Go through the entries below and collect each line with the string "JSON" in it.

---------- Data rows ----------

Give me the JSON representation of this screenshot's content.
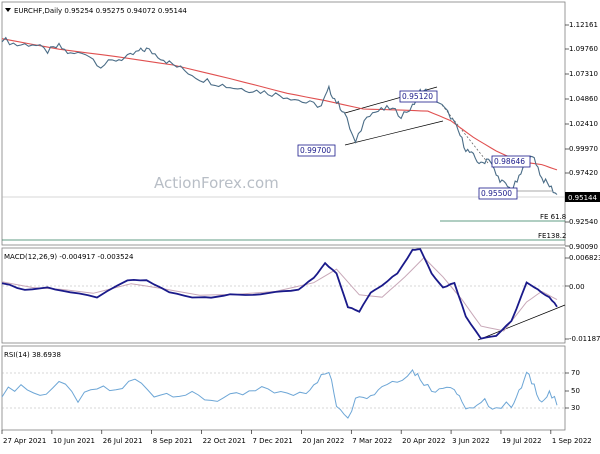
{
  "chart_data": [
    {
      "type": "line",
      "name": "price",
      "header": "EURCHF,Daily 0.95254 0.95275 0.94072 0.95144",
      "ylim": [
        0.9034,
        1.135
      ],
      "yticks": [
        "1.12161",
        "1.09760",
        "1.07310",
        "1.04860",
        "1.02410",
        "0.99970",
        "0.97420",
        "0.95144",
        "0.92540",
        "0.90090"
      ],
      "current_price": "0.95144",
      "price_series": [
        [
          0,
          1.1
        ],
        [
          4,
          1.094
        ],
        [
          8,
          1.095
        ],
        [
          12,
          1.088
        ],
        [
          15,
          1.093
        ],
        [
          18,
          1.085
        ],
        [
          22,
          1.087
        ],
        [
          26,
          1.074
        ],
        [
          30,
          1.08
        ],
        [
          33,
          1.082
        ],
        [
          36,
          1.088
        ],
        [
          38,
          1.09
        ],
        [
          41,
          1.084
        ],
        [
          44,
          1.077
        ],
        [
          48,
          1.07
        ],
        [
          52,
          1.062
        ],
        [
          56,
          1.058
        ],
        [
          60,
          1.054
        ],
        [
          64,
          1.052
        ],
        [
          68,
          1.05
        ],
        [
          72,
          1.047
        ],
        [
          76,
          1.044
        ],
        [
          80,
          1.039
        ],
        [
          84,
          1.036
        ],
        [
          86,
          1.052
        ],
        [
          88,
          1.04
        ],
        [
          90,
          1.03
        ],
        [
          93,
          1.0
        ],
        [
          96,
          1.028
        ],
        [
          99,
          1.031
        ],
        [
          102,
          1.034
        ],
        [
          105,
          1.027
        ],
        [
          108,
          1.035
        ],
        [
          110,
          1.05
        ],
        [
          112,
          1.05
        ],
        [
          115,
          1.039
        ],
        [
          118,
          1.026
        ],
        [
          120,
          1.012
        ],
        [
          122,
          0.995
        ],
        [
          124,
          0.988
        ],
        [
          126,
          0.98
        ],
        [
          128,
          0.987
        ],
        [
          130,
          0.97
        ],
        [
          132,
          0.962
        ],
        [
          134,
          0.956
        ],
        [
          136,
          0.967
        ],
        [
          138,
          0.984
        ],
        [
          140,
          0.987
        ],
        [
          142,
          0.967
        ],
        [
          144,
          0.96
        ],
        [
          146,
          0.951
        ]
      ],
      "ma_series": [
        [
          0,
          1.1
        ],
        [
          15,
          1.09
        ],
        [
          30,
          1.083
        ],
        [
          45,
          1.075
        ],
        [
          60,
          1.062
        ],
        [
          75,
          1.048
        ],
        [
          85,
          1.041
        ],
        [
          95,
          1.033
        ],
        [
          105,
          1.032
        ],
        [
          112,
          1.031
        ],
        [
          118,
          1.022
        ],
        [
          124,
          1.006
        ],
        [
          130,
          0.993
        ],
        [
          136,
          0.983
        ],
        [
          142,
          0.98
        ],
        [
          146,
          0.975
        ]
      ],
      "annotations": [
        "0.99700",
        "0.95120",
        "0.98646",
        "0.95500",
        "FE 61.8",
        "FE138.2"
      ],
      "watermark": "ActionForex.com"
    },
    {
      "type": "line",
      "name": "MACD",
      "header": "MACD(12,26,9) -0.004917 -0.003524",
      "ylim": [
        -0.0125,
        0.0072
      ],
      "yticks": [
        "0.006823",
        "0.00",
        "-0.011874"
      ],
      "series": [
        {
          "name": "macd",
          "values": [
            [
              0,
              0.0
            ],
            [
              6,
              -0.0015
            ],
            [
              12,
              -0.001
            ],
            [
              18,
              -0.002
            ],
            [
              25,
              -0.003
            ],
            [
              33,
              0.0005
            ],
            [
              38,
              0.0005
            ],
            [
              44,
              -0.002
            ],
            [
              50,
              -0.003
            ],
            [
              55,
              -0.003
            ],
            [
              60,
              -0.0025
            ],
            [
              66,
              -0.0025
            ],
            [
              72,
              -0.002
            ],
            [
              78,
              -0.0015
            ],
            [
              82,
              0.001
            ],
            [
              85,
              0.004
            ],
            [
              88,
              0.002
            ],
            [
              91,
              -0.005
            ],
            [
              94,
              -0.006
            ],
            [
              97,
              -0.002
            ],
            [
              100,
              -0.0005
            ],
            [
              104,
              0.002
            ],
            [
              108,
              0.0068
            ],
            [
              110,
              0.007
            ],
            [
              113,
              0.002
            ],
            [
              116,
              -0.001
            ],
            [
              119,
              0.0
            ],
            [
              122,
              -0.007
            ],
            [
              126,
              -0.0115
            ],
            [
              130,
              -0.011
            ],
            [
              134,
              -0.008
            ],
            [
              138,
              0.0
            ],
            [
              141,
              -0.0015
            ],
            [
              144,
              -0.003
            ],
            [
              146,
              -0.0049
            ]
          ]
        },
        {
          "name": "signal",
          "values": [
            [
              0,
              0.0002
            ],
            [
              8,
              -0.001
            ],
            [
              16,
              -0.0014
            ],
            [
              24,
              -0.0022
            ],
            [
              34,
              -0.0002
            ],
            [
              42,
              -0.0012
            ],
            [
              52,
              -0.0026
            ],
            [
              62,
              -0.0024
            ],
            [
              72,
              -0.0018
            ],
            [
              82,
              0.0
            ],
            [
              88,
              0.0028
            ],
            [
              94,
              -0.0025
            ],
            [
              100,
              -0.003
            ],
            [
              106,
              0.0012
            ],
            [
              111,
              0.0052
            ],
            [
              116,
              0.0012
            ],
            [
              121,
              -0.0035
            ],
            [
              126,
              -0.009
            ],
            [
              132,
              -0.01
            ],
            [
              138,
              -0.004
            ],
            [
              142,
              -0.0018
            ],
            [
              146,
              -0.0035
            ]
          ]
        }
      ]
    },
    {
      "type": "line",
      "name": "RSI",
      "header": "RSI(14) 38.6938",
      "ylim": [
        15,
        90
      ],
      "yticks": [
        "70",
        "50",
        "30"
      ],
      "levels": [
        70,
        30
      ],
      "values": [
        [
          0,
          48
        ],
        [
          5,
          55
        ],
        [
          10,
          45
        ],
        [
          15,
          58
        ],
        [
          20,
          42
        ],
        [
          25,
          52
        ],
        [
          30,
          50
        ],
        [
          35,
          60
        ],
        [
          40,
          47
        ],
        [
          45,
          48
        ],
        [
          50,
          46
        ],
        [
          55,
          42
        ],
        [
          60,
          44
        ],
        [
          65,
          48
        ],
        [
          70,
          52
        ],
        [
          75,
          46
        ],
        [
          80,
          50
        ],
        [
          83,
          60
        ],
        [
          86,
          67
        ],
        [
          88,
          38
        ],
        [
          91,
          28
        ],
        [
          94,
          48
        ],
        [
          97,
          45
        ],
        [
          100,
          55
        ],
        [
          104,
          60
        ],
        [
          108,
          68
        ],
        [
          110,
          62
        ],
        [
          113,
          50
        ],
        [
          116,
          55
        ],
        [
          119,
          52
        ],
        [
          121,
          38
        ],
        [
          124,
          33
        ],
        [
          127,
          40
        ],
        [
          130,
          35
        ],
        [
          134,
          38
        ],
        [
          136,
          48
        ],
        [
          138,
          65
        ],
        [
          140,
          55
        ],
        [
          142,
          40
        ],
        [
          144,
          47
        ],
        [
          146,
          38.7
        ]
      ]
    }
  ],
  "x_axis_labels": [
    "27 Apr 2021",
    "10 Jun 2021",
    "26 Jul 2021",
    "8 Sep 2021",
    "22 Oct 2021",
    "7 Dec 2021",
    "20 Jan 2022",
    "7 Mar 2022",
    "20 Apr 2022",
    "3 Jun 2022",
    "19 Jul 2022",
    "1 Sep 2022"
  ],
  "x_axis_index": [
    0,
    22,
    44,
    66,
    88,
    110,
    132,
    154,
    176,
    198,
    220,
    242
  ],
  "x_axis_total": 250,
  "colors": {
    "price": "#4a6c86",
    "ma": "#e05050",
    "macd": "#1a1a8a",
    "signal": "#c8a8b8",
    "rsi": "#6da6d6",
    "box": "#1a1a8a",
    "fe": "#2e7d5b"
  }
}
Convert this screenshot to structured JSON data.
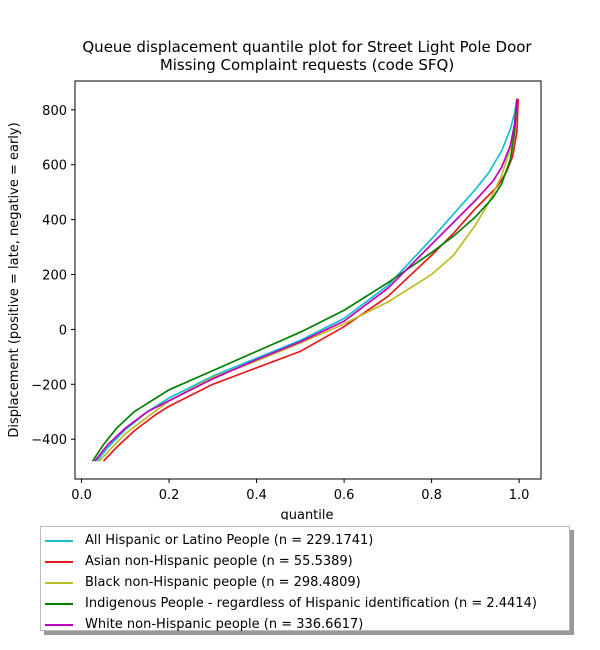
{
  "chart_data": {
    "type": "line",
    "title": "Queue displacement quantile plot for Street Light Pole Door\nMissing Complaint  requests (code SFQ)",
    "xlabel": "quantile",
    "ylabel": "Displacement (positive = late, negative = early)",
    "xlim": [
      -0.015,
      1.05
    ],
    "ylim": [
      -545,
      905
    ],
    "x_ticks": [
      0.0,
      0.2,
      0.4,
      0.6,
      0.8,
      1.0
    ],
    "x_tick_labels": [
      "0.0",
      "0.2",
      "0.4",
      "0.6",
      "0.8",
      "1.0"
    ],
    "y_ticks": [
      -400,
      -200,
      0,
      200,
      400,
      600,
      800
    ],
    "y_tick_labels": [
      "−400",
      "−200",
      "0",
      "200",
      "400",
      "600",
      "800"
    ],
    "grid": false,
    "legend_position": "below",
    "series": [
      {
        "name": "All Hispanic or Latino People (n = 229.1741)",
        "color": "#17becf",
        "x": [
          0.035,
          0.06,
          0.1,
          0.15,
          0.2,
          0.3,
          0.4,
          0.5,
          0.6,
          0.7,
          0.8,
          0.85,
          0.9,
          0.93,
          0.96,
          0.98,
          0.99,
          0.995
        ],
        "y": [
          -480,
          -430,
          -365,
          -300,
          -250,
          -170,
          -105,
          -40,
          40,
          160,
          330,
          420,
          510,
          570,
          650,
          730,
          790,
          840
        ]
      },
      {
        "name": "Asian non-Hispanic people (n = 55.5389)",
        "color": "#e41a1c",
        "x": [
          0.05,
          0.08,
          0.12,
          0.17,
          0.2,
          0.3,
          0.4,
          0.5,
          0.6,
          0.7,
          0.8,
          0.85,
          0.9,
          0.95,
          0.97,
          0.985,
          0.995,
          0.998
        ],
        "y": [
          -480,
          -430,
          -370,
          -310,
          -280,
          -200,
          -140,
          -80,
          10,
          120,
          270,
          350,
          440,
          520,
          570,
          630,
          720,
          840
        ]
      },
      {
        "name": "Black non-Hispanic people (n = 298.4809)",
        "color": "#bcbd22",
        "x": [
          0.04,
          0.07,
          0.1,
          0.15,
          0.2,
          0.3,
          0.4,
          0.5,
          0.6,
          0.7,
          0.8,
          0.85,
          0.9,
          0.93,
          0.96,
          0.98,
          0.99,
          0.995
        ],
        "y": [
          -480,
          -430,
          -380,
          -320,
          -260,
          -175,
          -115,
          -50,
          20,
          100,
          200,
          270,
          380,
          460,
          560,
          660,
          750,
          840
        ]
      },
      {
        "name": "Indigenous People - regardless of Hispanic identification (n = 2.4414)",
        "color": "#008000",
        "x": [
          0.025,
          0.05,
          0.08,
          0.12,
          0.2,
          0.3,
          0.4,
          0.5,
          0.6,
          0.7,
          0.8,
          0.85,
          0.9,
          0.94,
          0.96,
          0.98,
          0.99,
          0.995
        ],
        "y": [
          -480,
          -420,
          -360,
          -300,
          -220,
          -150,
          -80,
          -10,
          70,
          170,
          280,
          340,
          410,
          480,
          530,
          620,
          720,
          840
        ]
      },
      {
        "name": "White non-Hispanic people (n = 336.6617)",
        "color": "#bf00bf",
        "x": [
          0.03,
          0.06,
          0.1,
          0.15,
          0.2,
          0.3,
          0.4,
          0.5,
          0.6,
          0.7,
          0.8,
          0.85,
          0.9,
          0.94,
          0.96,
          0.98,
          0.99,
          0.995
        ],
        "y": [
          -480,
          -420,
          -360,
          -300,
          -260,
          -180,
          -110,
          -45,
          30,
          150,
          310,
          390,
          470,
          540,
          590,
          670,
          750,
          840
        ]
      }
    ]
  }
}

----------

■ **Response to the exercise**
Give me the JSON representation of this screenshot's content.
Convert this screenshot to structured JSON data.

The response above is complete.